→ Task description
With the images removed, repeat the data below exactly.

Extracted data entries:
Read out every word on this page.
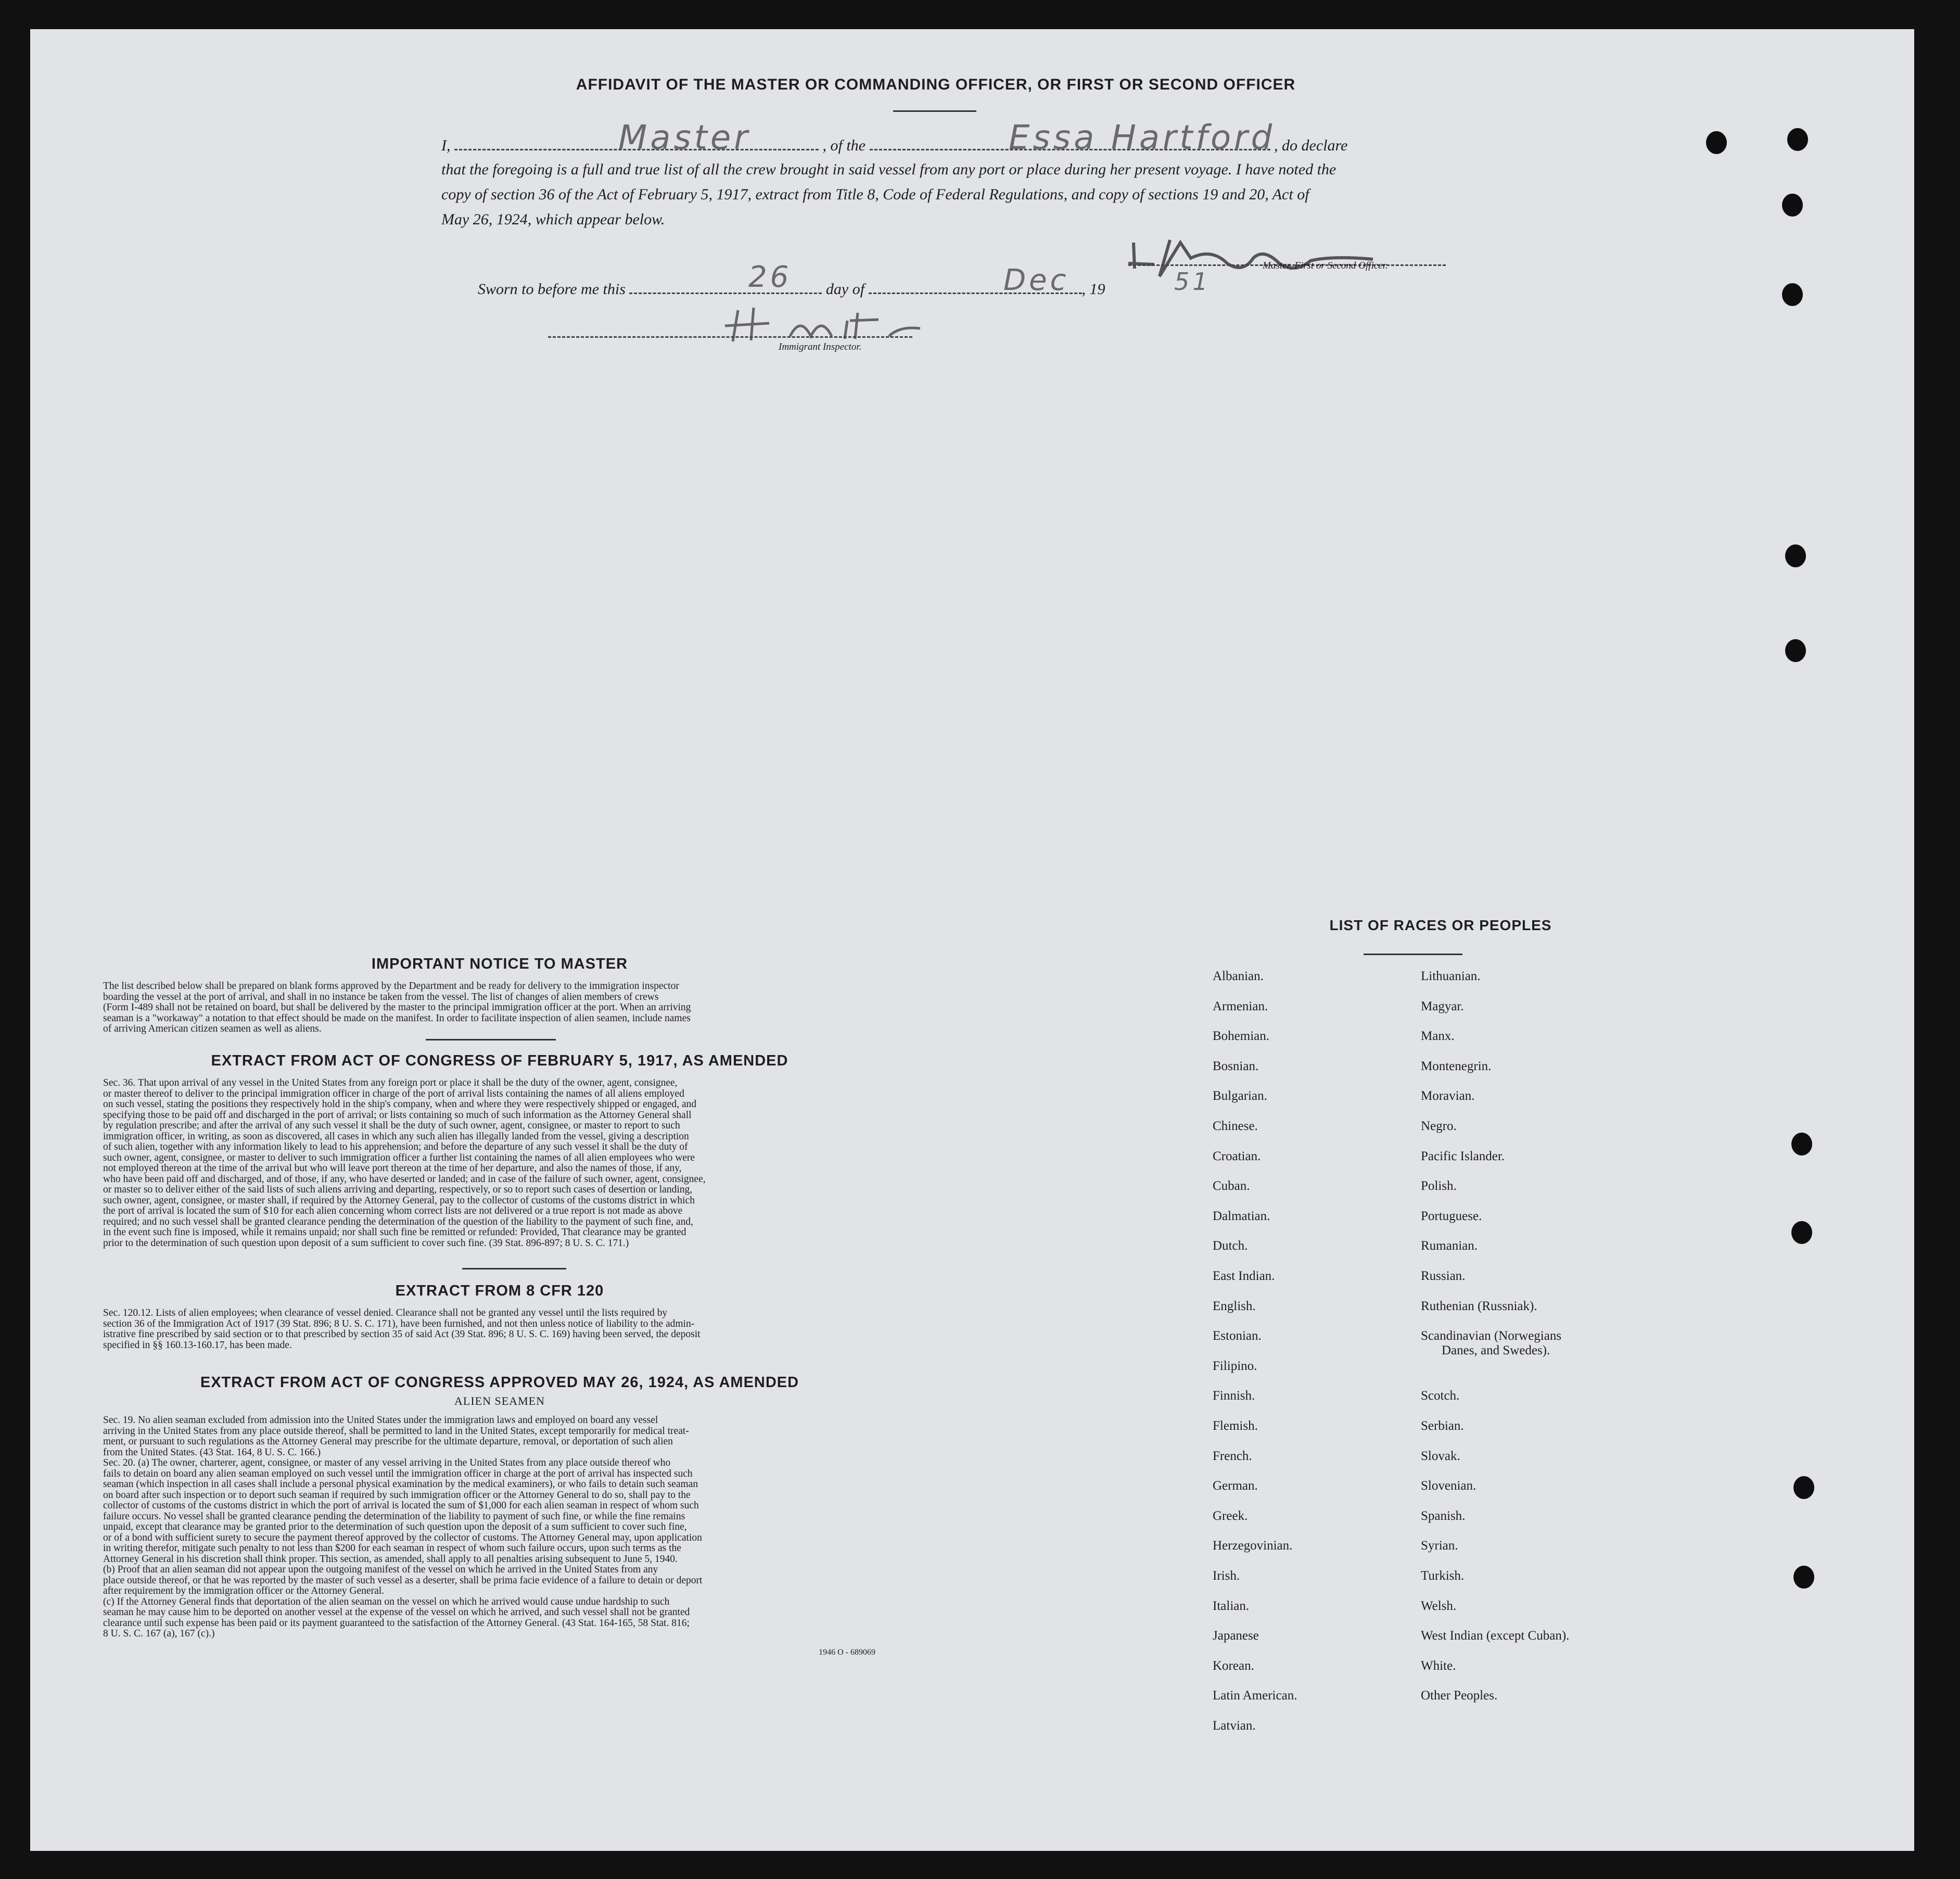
AFFIDAVIT OF THE MASTER OR COMMANDING OFFICER, OR FIRST OR SECOND OFFICER
I,	, of the	, do declare
Master	Essa Hartford
that the foregoing is a full and true list of all the crew brought in said vessel from any port or place during her present voyage. I have noted the
copy of section 36 of the Act of February 5, 1917, extract from Title 8, Code of Federal Regulations, and copy of sections 19 and 20, Act of
May 26, 1924, which appear below.
Master, First or Second Officer.
Sworn to before me this	day of	, 19
26	Dec	51
Immigrant Inspector.
IMPORTANT NOTICE TO MASTER
The list described below shall be prepared on blank forms approved by the Department and be ready for delivery to the immigration inspector
boarding the vessel at the port of arrival, and shall in no instance be taken from the vessel. The list of changes of alien members of crews
(Form I-489 shall not be retained on board, but shall be delivered by the master to the principal immigration officer at the port. When an arriving
seaman is a "workaway" a notation to that effect should be made on the manifest. In order to facilitate inspection of alien seamen, include names
of arriving American citizen seamen as well as aliens.
EXTRACT FROM ACT OF CONGRESS OF FEBRUARY 5, 1917, AS AMENDED
Sec. 36. That upon arrival of any vessel in the United States from any foreign port or place it shall be the duty of the owner, agent, consignee,
or master thereof to deliver to the principal immigration officer in charge of the port of arrival lists containing the names of all aliens employed
on such vessel, stating the positions they respectively hold in the ship's company, when and where they were respectively shipped or engaged, and
specifying those to be paid off and discharged in the port of arrival; or lists containing so much of such information as the Attorney General shall
by regulation prescribe; and after the arrival of any such vessel it shall be the duty of such owner, agent, consignee, or master to report to such
immigration officer, in writing, as soon as discovered, all cases in which any such alien has illegally landed from the vessel, giving a description
of such alien, together with any information likely to lead to his apprehension; and before the departure of any such vessel it shall be the duty of
such owner, agent, consignee, or master to deliver to such immigration officer a further list containing the names of all alien employees who were
not employed thereon at the time of the arrival but who will leave port thereon at the time of her departure, and also the names of those, if any,
who have been paid off and discharged, and of those, if any, who have deserted or landed; and in case of the failure of such owner, agent, consignee,
or master so to deliver either of the said lists of such aliens arriving and departing, respectively, or so to report such cases of desertion or landing,
such owner, agent, consignee, or master shall, if required by the Attorney General, pay to the collector of customs of the customs district in which
the port of arrival is located the sum of $10 for each alien concerning whom correct lists are not delivered or a true report is not made as above
required; and no such vessel shall be granted clearance pending the determination of the question of the liability to the payment of such fine, and,
in the event such fine is imposed, while it remains unpaid; nor shall such fine be remitted or refunded: Provided, That clearance may be granted
prior to the determination of such question upon deposit of a sum sufficient to cover such fine. (39 Stat. 896-897; 8 U. S. C. 171.)
EXTRACT FROM 8 CFR 120
Sec. 120.12. Lists of alien employees; when clearance of vessel denied. Clearance shall not be granted any vessel until the lists required by
section 36 of the Immigration Act of 1917 (39 Stat. 896; 8 U. S. C. 171), have been furnished, and not then unless notice of liability to the admin-
istrative fine prescribed by said section or to that prescribed by section 35 of said Act (39 Stat. 896; 8 U. S. C. 169) having been served, the deposit
specified in §§ 160.13-160.17, has been made.
EXTRACT FROM ACT OF CONGRESS APPROVED MAY 26, 1924, AS AMENDED
ALIEN SEAMEN
Sec. 19. No alien seaman excluded from admission into the United States under the immigration laws and employed on board any vessel
arriving in the United States from any place outside thereof, shall be permitted to land in the United States, except temporarily for medical treat-
ment, or pursuant to such regulations as the Attorney General may prescribe for the ultimate departure, removal, or deportation of such alien
from the United States. (43 Stat. 164, 8 U. S. C. 166.)
Sec. 20. (a) The owner, charterer, agent, consignee, or master of any vessel arriving in the United States from any place outside thereof who
fails to detain on board any alien seaman employed on such vessel until the immigration officer in charge at the port of arrival has inspected such
seaman (which inspection in all cases shall include a personal physical examination by the medical examiners), or who fails to detain such seaman
on board after such inspection or to deport such seaman if required by such immigration officer or the Attorney General to do so, shall pay to the
collector of customs of the customs district in which the port of arrival is located the sum of $1,000 for each alien seaman in respect of whom such
failure occurs. No vessel shall be granted clearance pending the determination of the liability to payment of such fine, or while the fine remains
unpaid, except that clearance may be granted prior to the determination of such question upon the deposit of a sum sufficient to cover such fine,
or of a bond with sufficient surety to secure the payment thereof approved by the collector of customs. The Attorney General may, upon application
in writing therefor, mitigate such penalty to not less than $200 for each seaman in respect of whom such failure occurs, upon such terms as the
Attorney General in his discretion shall think proper. This section, as amended, shall apply to all penalties arising subsequent to June 5, 1940.
(b) Proof that an alien seaman did not appear upon the outgoing manifest of the vessel on which he arrived in the United States from any
place outside thereof, or that he was reported by the master of such vessel as a deserter, shall be prima facie evidence of a failure to detain or deport
after requirement by the immigration officer or the Attorney General.
(c) If the Attorney General finds that deportation of the alien seaman on the vessel on which he arrived would cause undue hardship to such
seaman he may cause him to be deported on another vessel at the expense of the vessel on which he arrived, and such vessel shall not be granted
clearance until such expense has been paid or its payment guaranteed to the satisfaction of the Attorney General. (43 Stat. 164-165, 58 Stat. 816;
8 U. S. C. 167 (a), 167 (c).)
1946 O - 689069
LIST OF RACES OR PEOPLES
Albanian.
Armenian.
Bohemian.
Bosnian.
Bulgarian.
Chinese.
Croatian.
Cuban.
Dalmatian.
Dutch.
East Indian.
English.
Estonian.
Filipino.
Finnish.
Flemish.
French.
German.
Greek.
Herzegovinian.
Irish.
Italian.
Japanese
Korean.
Latin American.
Latvian.
Lithuanian.
Magyar.
Manx.
Montenegrin.
Moravian.
Negro.
Pacific Islander.
Polish.
Portuguese.
Rumanian.
Russian.
Ruthenian (Russniak).
Scandinavian (Norwegians
Danes, and Swedes).
Scotch.
Serbian.
Slovak.
Slovenian.
Spanish.
Syrian.
Turkish.
Welsh.
West Indian (except Cuban).
White.
Other Peoples.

→ Answer to the problem
Read out every word on this page.
AFFIDAVIT OF THE MASTER OR COMMANDING OFFICER, OR FIRST OR SECOND OFFICER
I,	, of the	, do declare
Master	Essa Hartford
that the foregoing is a full and true list of all the crew brought in said vessel from any port or place during her present voyage. I have noted the
copy of section 36 of the Act of February 5, 1917, extract from Title 8, Code of Federal Regulations, and copy of sections 19 and 20, Act of
May 26, 1924, which appear below.
Master, First or Second Officer.
Sworn to before me this	day of	, 19
26	Dec	51
Immigrant Inspector.
IMPORTANT NOTICE TO MASTER
The list described below shall be prepared on blank forms approved by the Department and be ready for delivery to the immigration inspector
boarding the vessel at the port of arrival, and shall in no instance be taken from the vessel. The list of changes of alien members of crews
(Form I-489 shall not be retained on board, but shall be delivered by the master to the principal immigration officer at the port. When an arriving
seaman is a "workaway" a notation to that effect should be made on the manifest. In order to facilitate inspection of alien seamen, include names
of arriving American citizen seamen as well as aliens.
EXTRACT FROM ACT OF CONGRESS OF FEBRUARY 5, 1917, AS AMENDED
Sec. 36. That upon arrival of any vessel in the United States from any foreign port or place it shall be the duty of the owner, agent, consignee,
or master thereof to deliver to the principal immigration officer in charge of the port of arrival lists containing the names of all aliens employed
on such vessel, stating the positions they respectively hold in the ship's company, when and where they were respectively shipped or engaged, and
specifying those to be paid off and discharged in the port of arrival; or lists containing so much of such information as the Attorney General shall
by regulation prescribe; and after the arrival of any such vessel it shall be the duty of such owner, agent, consignee, or master to report to such
immigration officer, in writing, as soon as discovered, all cases in which any such alien has illegally landed from the vessel, giving a description
of such alien, together with any information likely to lead to his apprehension; and before the departure of any such vessel it shall be the duty of
such owner, agent, consignee, or master to deliver to such immigration officer a further list containing the names of all alien employees who were
not employed thereon at the time of the arrival but who will leave port thereon at the time of her departure, and also the names of those, if any,
who have been paid off and discharged, and of those, if any, who have deserted or landed; and in case of the failure of such owner, agent, consignee,
or master so to deliver either of the said lists of such aliens arriving and departing, respectively, or so to report such cases of desertion or landing,
such owner, agent, consignee, or master shall, if required by the Attorney General, pay to the collector of customs of the customs district in which
the port of arrival is located the sum of $10 for each alien concerning whom correct lists are not delivered or a true report is not made as above
required; and no such vessel shall be granted clearance pending the determination of the question of the liability to the payment of such fine, and,
in the event such fine is imposed, while it remains unpaid; nor shall such fine be remitted or refunded: Provided, That clearance may be granted
prior to the determination of such question upon deposit of a sum sufficient to cover such fine. (39 Stat. 896-897; 8 U. S. C. 171.)
EXTRACT FROM 8 CFR 120
Sec. 120.12. Lists of alien employees; when clearance of vessel denied. Clearance shall not be granted any vessel until the lists required by
section 36 of the Immigration Act of 1917 (39 Stat. 896; 8 U. S. C. 171), have been furnished, and not then unless notice of liability to the admin-
istrative fine prescribed by said section or to that prescribed by section 35 of said Act (39 Stat. 896; 8 U. S. C. 169) having been served, the deposit
specified in §§ 160.13-160.17, has been made.
EXTRACT FROM ACT OF CONGRESS APPROVED MAY 26, 1924, AS AMENDED
ALIEN SEAMEN
Sec. 19. No alien seaman excluded from admission into the United States under the immigration laws and employed on board any vessel
arriving in the United States from any place outside thereof, shall be permitted to land in the United States, except temporarily for medical treat-
ment, or pursuant to such regulations as the Attorney General may prescribe for the ultimate departure, removal, or deportation of such alien
from the United States. (43 Stat. 164, 8 U. S. C. 166.)
Sec. 20. (a) The owner, charterer, agent, consignee, or master of any vessel arriving in the United States from any place outside thereof who
fails to detain on board any alien seaman employed on such vessel until the immigration officer in charge at the port of arrival has inspected such
seaman (which inspection in all cases shall include a personal physical examination by the medical examiners), or who fails to detain such seaman
on board after such inspection or to deport such seaman if required by such immigration officer or the Attorney General to do so, shall pay to the
collector of customs of the customs district in which the port of arrival is located the sum of $1,000 for each alien seaman in respect of whom such
failure occurs. No vessel shall be granted clearance pending the determination of the liability to payment of such fine, or while the fine remains
unpaid, except that clearance may be granted prior to the determination of such question upon the deposit of a sum sufficient to cover such fine,
or of a bond with sufficient surety to secure the payment thereof approved by the collector of customs. The Attorney General may, upon application
in writing therefor, mitigate such penalty to not less than $200 for each seaman in respect of whom such failure occurs, upon such terms as the
Attorney General in his discretion shall think proper. This section, as amended, shall apply to all penalties arising subsequent to June 5, 1940.
(b) Proof that an alien seaman did not appear upon the outgoing manifest of the vessel on which he arrived in the United States from any
place outside thereof, or that he was reported by the master of such vessel as a deserter, shall be prima facie evidence of a failure to detain or deport
after requirement by the immigration officer or the Attorney General.
(c) If the Attorney General finds that deportation of the alien seaman on the vessel on which he arrived would cause undue hardship to such
seaman he may cause him to be deported on another vessel at the expense of the vessel on which he arrived, and such vessel shall not be granted
clearance until such expense has been paid or its payment guaranteed to the satisfaction of the Attorney General. (43 Stat. 164-165, 58 Stat. 816;
8 U. S. C. 167 (a), 167 (c).)
1946 O - 689069
LIST OF RACES OR PEOPLES
Albanian.
Armenian.
Bohemian.
Bosnian.
Bulgarian.
Chinese.
Croatian.
Cuban.
Dalmatian.
Dutch.
East Indian.
English.
Estonian.
Filipino.
Finnish.
Flemish.
French.
German.
Greek.
Herzegovinian.
Irish.
Italian.
Japanese
Korean.
Latin American.
Latvian.
Lithuanian.
Magyar.
Manx.
Montenegrin.
Moravian.
Negro.
Pacific Islander.
Polish.
Portuguese.
Rumanian.
Russian.
Ruthenian (Russniak).
Scandinavian (Norwegians
Danes, and Swedes).
Scotch.
Serbian.
Slovak.
Slovenian.
Spanish.
Syrian.
Turkish.
Welsh.
West Indian (except Cuban).
White.
Other Peoples.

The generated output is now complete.